OBJECTIVE: Copy every line of the data that contains the string "title".
____________________
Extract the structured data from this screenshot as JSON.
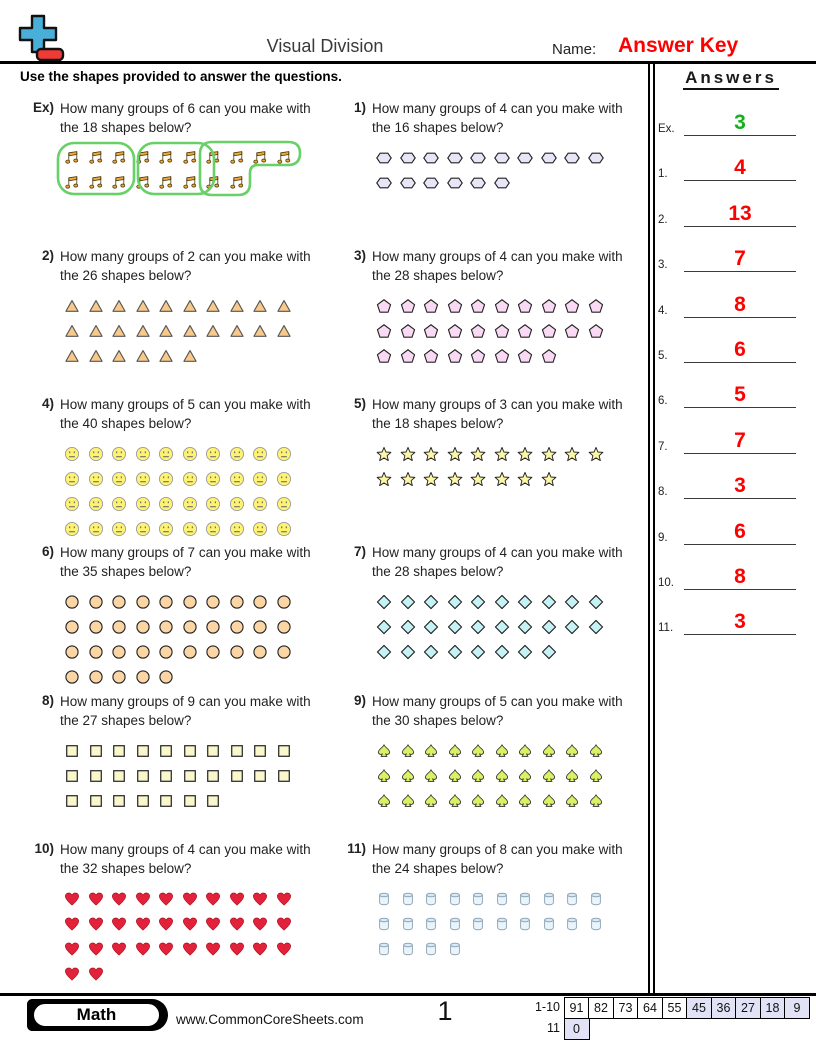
{
  "header": {
    "title": "Visual Division",
    "name_label": "Name:",
    "name_value": "Answer Key",
    "name_value_color": "#FF0000",
    "instructions": "Use the shapes provided to answer the questions."
  },
  "answers_panel": {
    "title": "Answers",
    "items": [
      {
        "label": "Ex.",
        "value": "3",
        "color": "#12B21C"
      },
      {
        "label": "1.",
        "value": "4",
        "color": "#FF0000"
      },
      {
        "label": "2.",
        "value": "13",
        "color": "#FF0000"
      },
      {
        "label": "3.",
        "value": "7",
        "color": "#FF0000"
      },
      {
        "label": "4.",
        "value": "8",
        "color": "#FF0000"
      },
      {
        "label": "5.",
        "value": "6",
        "color": "#FF0000"
      },
      {
        "label": "6.",
        "value": "5",
        "color": "#FF0000"
      },
      {
        "label": "7.",
        "value": "7",
        "color": "#FF0000"
      },
      {
        "label": "8.",
        "value": "3",
        "color": "#FF0000"
      },
      {
        "label": "9.",
        "value": "6",
        "color": "#FF0000"
      },
      {
        "label": "10.",
        "value": "8",
        "color": "#FF0000"
      },
      {
        "label": "11.",
        "value": "3",
        "color": "#FF0000"
      }
    ]
  },
  "questions": [
    {
      "number": "Ex)",
      "prompt": "How many groups of 6 can you make with the 18 shapes below?",
      "shape": "music-note",
      "shape_fill": "#F2A93B",
      "rows": [
        10,
        8
      ],
      "answer_groups_circled": 3,
      "group_outline_color": "#67D067"
    },
    {
      "number": "1)",
      "prompt": "How many groups of 4 can you make with the 16 shapes below?",
      "shape": "hexagon",
      "shape_fill": "#E6E6F7",
      "rows": [
        10,
        6
      ]
    },
    {
      "number": "2)",
      "prompt": "How many groups of 2 can you make with the 26 shapes below?",
      "shape": "triangle",
      "shape_fill": "#F8C98A",
      "rows": [
        10,
        10,
        6
      ]
    },
    {
      "number": "3)",
      "prompt": "How many groups of 4 can you make with the 28 shapes below?",
      "shape": "pentagon",
      "shape_fill": "#F9D9F3",
      "rows": [
        10,
        10,
        8
      ]
    },
    {
      "number": "4)",
      "prompt": "How many groups of 5 can you make with the 40 shapes below?",
      "shape": "smiley",
      "shape_fill": "#FDF271",
      "rows": [
        10,
        10,
        10,
        10
      ]
    },
    {
      "number": "5)",
      "prompt": "How many groups of 3 can you make with the 18 shapes below?",
      "shape": "star",
      "shape_fill": "#FCF7A6",
      "rows": [
        10,
        8
      ]
    },
    {
      "number": "6)",
      "prompt": "How many groups of 7 can you make with the 35 shapes below?",
      "shape": "circle",
      "shape_fill": "#FBD6A4",
      "rows": [
        10,
        10,
        10,
        5
      ]
    },
    {
      "number": "7)",
      "prompt": "How many groups of 4 can you make with the 28 shapes below?",
      "shape": "diamond",
      "shape_fill": "#C5F2F4",
      "rows": [
        10,
        10,
        8
      ]
    },
    {
      "number": "8)",
      "prompt": "How many groups of 9 can you make with the 27 shapes below?",
      "shape": "square",
      "shape_fill": "#F9F7CB",
      "rows": [
        10,
        10,
        7
      ]
    },
    {
      "number": "9)",
      "prompt": "How many groups of 5 can you make with the 30 shapes below?",
      "shape": "spade",
      "shape_fill": "#DBF163",
      "rows": [
        10,
        10,
        10
      ]
    },
    {
      "number": "10)",
      "prompt": "How many groups of 4 can you make with the 32 shapes below?",
      "shape": "heart",
      "shape_fill": "#E2213A",
      "rows": [
        10,
        10,
        10,
        2
      ]
    },
    {
      "number": "11)",
      "prompt": "How many groups of 8 can you make with the 24 shapes below?",
      "shape": "cylinder",
      "shape_fill": "#EAF4FB",
      "shape_fill2": "#D7EAF6",
      "rows": [
        10,
        10,
        4
      ]
    }
  ],
  "footer": {
    "subject": "Math",
    "website": "www.CommonCoreSheets.com",
    "page_number": "1",
    "score_table": {
      "highlight_color": "#E2E2F6",
      "rows": [
        {
          "label": "1-10",
          "cells": [
            {
              "value": "91",
              "highlighted": false
            },
            {
              "value": "82",
              "highlighted": false
            },
            {
              "value": "73",
              "highlighted": false
            },
            {
              "value": "64",
              "highlighted": false
            },
            {
              "value": "55",
              "highlighted": false
            },
            {
              "value": "45",
              "highlighted": true
            },
            {
              "value": "36",
              "highlighted": true
            },
            {
              "value": "27",
              "highlighted": true
            },
            {
              "value": "18",
              "highlighted": true
            },
            {
              "value": "9",
              "highlighted": true
            }
          ]
        },
        {
          "label": "11",
          "cells": [
            {
              "value": "0",
              "highlighted": true
            }
          ]
        }
      ]
    }
  }
}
____________________
RESULT OF THE TASK:
    "title": "Visual Division",
    "title": "Answers",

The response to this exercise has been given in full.